_What this task involves_.
Extract every record, exactly as written, and ignore the pictures.

_Data records_.
········
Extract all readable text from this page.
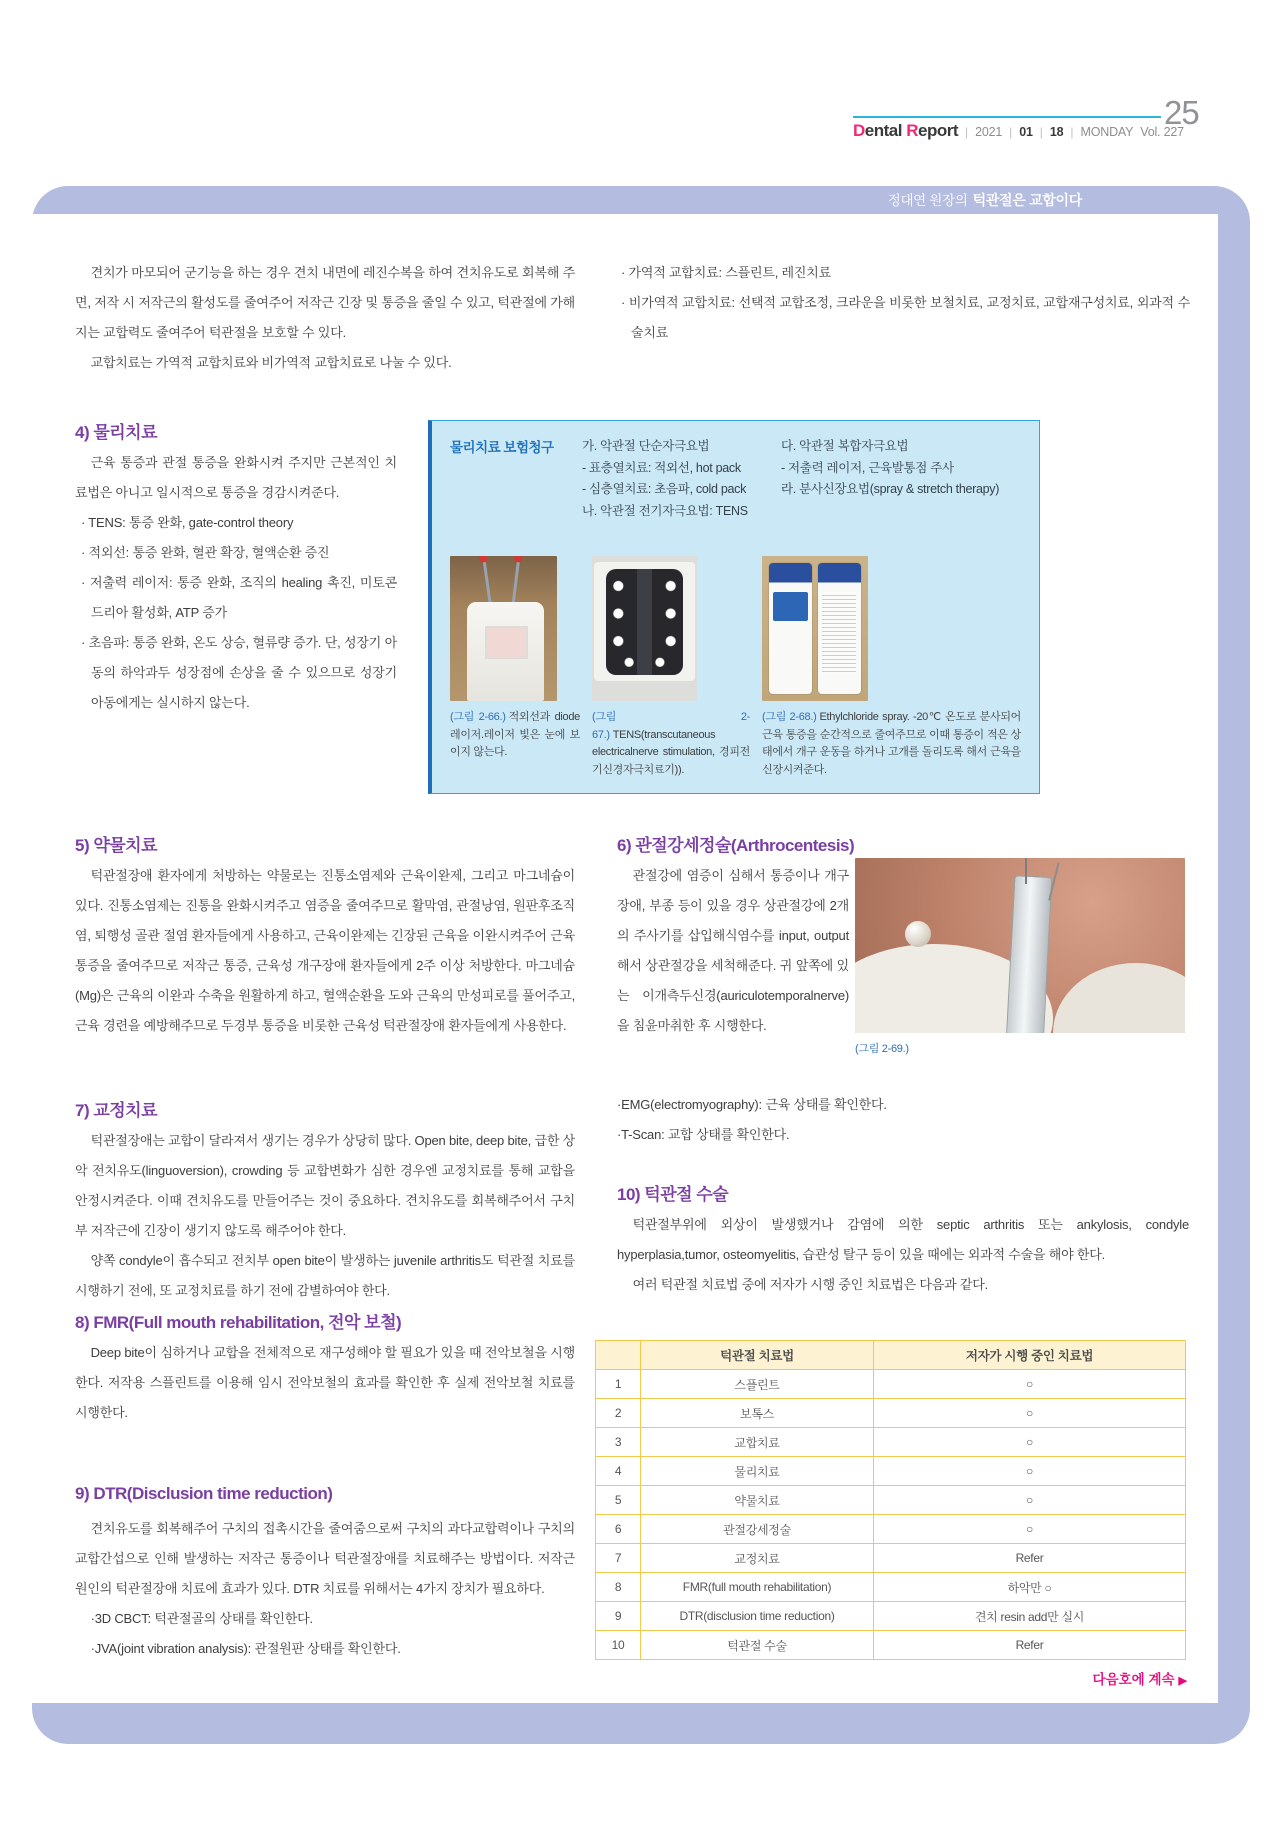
Dental Report | 2021 | 01 | 18 | MONDAY Vol. 227
25
정대연 원장의 턱관절은 교합이다

견치가 마모되어 군기능을 하는 경우 견치 내면에 레진수복을 하여 견치유도로 회복해 주면, 저작 시 저작근의 활성도를 줄여주어 저작근 긴장 및 통증을 줄일 수 있고, 턱관절에 가해지는 교합력도 줄여주어 턱관절을 보호할 수 있다.

교합치료는 가역적 교합치료와 비가역적 교합치료로 나눌 수 있다.

· 가역적 교합치료: 스플린트, 레진치료

· 비가역적 교합치료: 선택적 교합조정, 크라운을 비롯한 보철치료, 교정치료, 교합재구성치료, 외과적 수술치료

4) 물리치료

근육 통증과 관절 통증을 완화시켜 주지만 근본적인 치료법은 아니고 일시적으로 통증을 경감시켜준다.

· TENS: 통증 완화, gate-control theory

· 적외선: 통증 완화, 혈관 확장, 혈액순환 증진

· 저출력 레이저: 통증 완화, 조직의 healing 촉진, 미토콘드리아 활성화, ATP 증가

· 초음파: 통증 완화, 온도 상승, 혈류량 증가. 단, 성장기 아동의 하악과두 성장점에 손상을 줄 수 있으므로 성장기 아동에게는 실시하지 않는다.

물리치료 보험청구	가. 악관절 단순자극요법

- 표층열치료: 적외선, hot pack

- 심층열치료: 초음파, cold pack

나. 악관절 전기자극요법: TENS

다. 악관절 복합자극요법

- 저출력 레이저, 근육발통점 주사

라. 분사신장요법(spray & stretch therapy)

(그림 2-66.) 적외선과 diode 레이저.레이저 빛은 눈에 보이지 않는다.

(그림 2-67.) TENS(transcutaneous electricalnerve stimulation, 경피전기신경자극치료기)).

(그림 2-68.) Ethylchloride spray. -20℃ 온도로 분사되어 근육 통증을 순간적으로 줄여주므로 이때 통증이 적은 상태에서 개구 운동을 하거나 고개를 돌리도록 해서 근육을 신장시켜준다.

5) 약물치료

턱관절장애 환자에게 처방하는 약물로는 진통소염제와 근육이완제, 그리고 마그네슘이 있다. 진통소염제는 진통을 완화시켜주고 염증을 줄여주므로 활막염, 관절낭염, 원판후조직염, 퇴행성 골관 절염 환자들에게 사용하고, 근육이완제는 긴장된 근육을 이완시켜주어 근육 통증을 줄여주므로 저작근 통증, 근육성 개구장애 환자들에게 2주 이상 처방한다. 마그네슘(Mg)은 근육의 이완과 수축을 원활하게 하고, 혈액순환을 도와 근육의 만성피로를 풀어주고, 근육 경련을 예방해주므로 두경부 통증을 비롯한 근육성 턱관절장애 환자들에게 사용한다.

6) 관절강세정술(Arthrocentesis)

관절강에 염증이 심해서 통증이나 개구장애, 부종 등이 있을 경우 상관절강에 2개의 주사기를 삽입해식염수를 input, output 해서 상관절강을 세척해준다. 귀 앞쪽에 있는 이개측두신경(auriculotemporalnerve)을 침윤마취한 후 시행한다.

(그림 2-69.)

7) 교정치료

턱관절장애는 교합이 달라져서 생기는 경우가 상당히 많다. Open bite, deep bite, 급한 상악 전치유도(linguoversion), crowding 등 교합변화가 심한 경우엔 교정치료를 통해 교합을 안정시켜준다. 이때 견치유도를 만들어주는 것이 중요하다. 견치유도를 회복해주어서 구치부 저작근에 긴장이 생기지 않도록 해주어야 한다.

양쪽 condyle이 흡수되고 전치부 open bite이 발생하는 juvenile arthritis도 턱관절 치료를 시행하기 전에, 또 교정치료를 하기 전에 감별하여야 한다.

·EMG(electromyography): 근육 상태를 확인한다.

·T-Scan: 교합 상태를 확인한다.

10) 턱관절 수술

턱관절부위에 외상이 발생했거나 감염에 의한 septic arthritis 또는 ankylosis, condyle hyperplasia,tumor, osteomyelitis, 습관성 탈구 등이 있을 때에는 외과적 수술을 해야 한다.

여러 턱관절 치료법 중에 저자가 시행 중인 치료법은 다음과 같다.

8) FMR(Full mouth rehabilitation, 전악 보철)

Deep bite이 심하거나 교합을 전체적으로 재구성해야 할 필요가 있을 때 전악보철을 시행한다. 저작용 스플린트를 이용해 임시 전악보철의 효과를 확인한 후 실제 전악보철 치료를 시행한다.

9) DTR(Disclusion time reduction)

견치유도를 회복해주어 구치의 접촉시간을 줄여줌으로써 구치의 과다교합력이나 구치의 교합간섭으로 인해 발생하는 저작근 통증이나 턱관절장애를 치료해주는 방법이다. 저작근 원인의 턱관절장애 치료에 효과가 있다. DTR 치료를 위해서는 4가지 장치가 필요하다.

·3D CBCT: 턱관절골의 상태를 확인한다.

·JVA(joint vibration analysis): 관절원판 상태를 확인한다.

	턱관절 치료법	저자가 시행 중인 치료법
1	스플린트	○
2	보톡스	○
3	교합치료	○
4	물리치료	○
5	약물치료	○
6	관절강세정술	○
7	교정치료	Refer
8	FMR(full mouth rehabilitation)	하악만 ○
9	DTR(disclusion time reduction)	견치 resin add만 실시
10	턱관절 수술	Refer
다음호에 계속 ▶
········
_Task response_.
Extract all readable text from this page.
Dental Report | 2021 | 01 | 18 | MONDAY Vol. 227
25
정대연 원장의 턱관절은 교합이다

견치가 마모되어 군기능을 하는 경우 견치 내면에 레진수복을 하여 견치유도로 회복해 주면, 저작 시 저작근의 활성도를 줄여주어 저작근 긴장 및 통증을 줄일 수 있고, 턱관절에 가해지는 교합력도 줄여주어 턱관절을 보호할 수 있다.

교합치료는 가역적 교합치료와 비가역적 교합치료로 나눌 수 있다.

· 가역적 교합치료: 스플린트, 레진치료

· 비가역적 교합치료: 선택적 교합조정, 크라운을 비롯한 보철치료, 교정치료, 교합재구성치료, 외과적 수술치료

4) 물리치료

근육 통증과 관절 통증을 완화시켜 주지만 근본적인 치료법은 아니고 일시적으로 통증을 경감시켜준다.

· TENS: 통증 완화, gate-control theory

· 적외선: 통증 완화, 혈관 확장, 혈액순환 증진

· 저출력 레이저: 통증 완화, 조직의 healing 촉진, 미토콘드리아 활성화, ATP 증가

· 초음파: 통증 완화, 온도 상승, 혈류량 증가. 단, 성장기 아동의 하악과두 성장점에 손상을 줄 수 있으므로 성장기 아동에게는 실시하지 않는다.

물리치료 보험청구	가. 악관절 단순자극요법

- 표층열치료: 적외선, hot pack

- 심층열치료: 초음파, cold pack

나. 악관절 전기자극요법: TENS

다. 악관절 복합자극요법

- 저출력 레이저, 근육발통점 주사

라. 분사신장요법(spray & stretch therapy)

(그림 2-66.) 적외선과 diode 레이저.레이저 빛은 눈에 보이지 않는다.

(그림 2-67.) TENS(transcutaneous electricalnerve stimulation, 경피전기신경자극치료기)).

(그림 2-68.) Ethylchloride spray. -20℃ 온도로 분사되어 근육 통증을 순간적으로 줄여주므로 이때 통증이 적은 상태에서 개구 운동을 하거나 고개를 돌리도록 해서 근육을 신장시켜준다.

5) 약물치료

턱관절장애 환자에게 처방하는 약물로는 진통소염제와 근육이완제, 그리고 마그네슘이 있다. 진통소염제는 진통을 완화시켜주고 염증을 줄여주므로 활막염, 관절낭염, 원판후조직염, 퇴행성 골관 절염 환자들에게 사용하고, 근육이완제는 긴장된 근육을 이완시켜주어 근육 통증을 줄여주므로 저작근 통증, 근육성 개구장애 환자들에게 2주 이상 처방한다. 마그네슘(Mg)은 근육의 이완과 수축을 원활하게 하고, 혈액순환을 도와 근육의 만성피로를 풀어주고, 근육 경련을 예방해주므로 두경부 통증을 비롯한 근육성 턱관절장애 환자들에게 사용한다.

6) 관절강세정술(Arthrocentesis)

관절강에 염증이 심해서 통증이나 개구장애, 부종 등이 있을 경우 상관절강에 2개의 주사기를 삽입해식염수를 input, output 해서 상관절강을 세척해준다. 귀 앞쪽에 있는 이개측두신경(auriculotemporalnerve)을 침윤마취한 후 시행한다.

(그림 2-69.)

7) 교정치료

턱관절장애는 교합이 달라져서 생기는 경우가 상당히 많다. Open bite, deep bite, 급한 상악 전치유도(linguoversion), crowding 등 교합변화가 심한 경우엔 교정치료를 통해 교합을 안정시켜준다. 이때 견치유도를 만들어주는 것이 중요하다. 견치유도를 회복해주어서 구치부 저작근에 긴장이 생기지 않도록 해주어야 한다.

양쪽 condyle이 흡수되고 전치부 open bite이 발생하는 juvenile arthritis도 턱관절 치료를 시행하기 전에, 또 교정치료를 하기 전에 감별하여야 한다.

·EMG(electromyography): 근육 상태를 확인한다.

·T-Scan: 교합 상태를 확인한다.

10) 턱관절 수술

턱관절부위에 외상이 발생했거나 감염에 의한 septic arthritis 또는 ankylosis, condyle hyperplasia,tumor, osteomyelitis, 습관성 탈구 등이 있을 때에는 외과적 수술을 해야 한다.

여러 턱관절 치료법 중에 저자가 시행 중인 치료법은 다음과 같다.

8) FMR(Full mouth rehabilitation, 전악 보철)

Deep bite이 심하거나 교합을 전체적으로 재구성해야 할 필요가 있을 때 전악보철을 시행한다. 저작용 스플린트를 이용해 임시 전악보철의 효과를 확인한 후 실제 전악보철 치료를 시행한다.

9) DTR(Disclusion time reduction)

견치유도를 회복해주어 구치의 접촉시간을 줄여줌으로써 구치의 과다교합력이나 구치의 교합간섭으로 인해 발생하는 저작근 통증이나 턱관절장애를 치료해주는 방법이다. 저작근 원인의 턱관절장애 치료에 효과가 있다. DTR 치료를 위해서는 4가지 장치가 필요하다.

·3D CBCT: 턱관절골의 상태를 확인한다.

·JVA(joint vibration analysis): 관절원판 상태를 확인한다.

	턱관절 치료법	저자가 시행 중인 치료법
1	스플린트	○
2	보톡스	○
3	교합치료	○
4	물리치료	○
5	약물치료	○
6	관절강세정술	○
7	교정치료	Refer
8	FMR(full mouth rehabilitation)	하악만 ○
9	DTR(disclusion time reduction)	견치 resin add만 실시
10	턱관절 수술	Refer
다음호에 계속 ▶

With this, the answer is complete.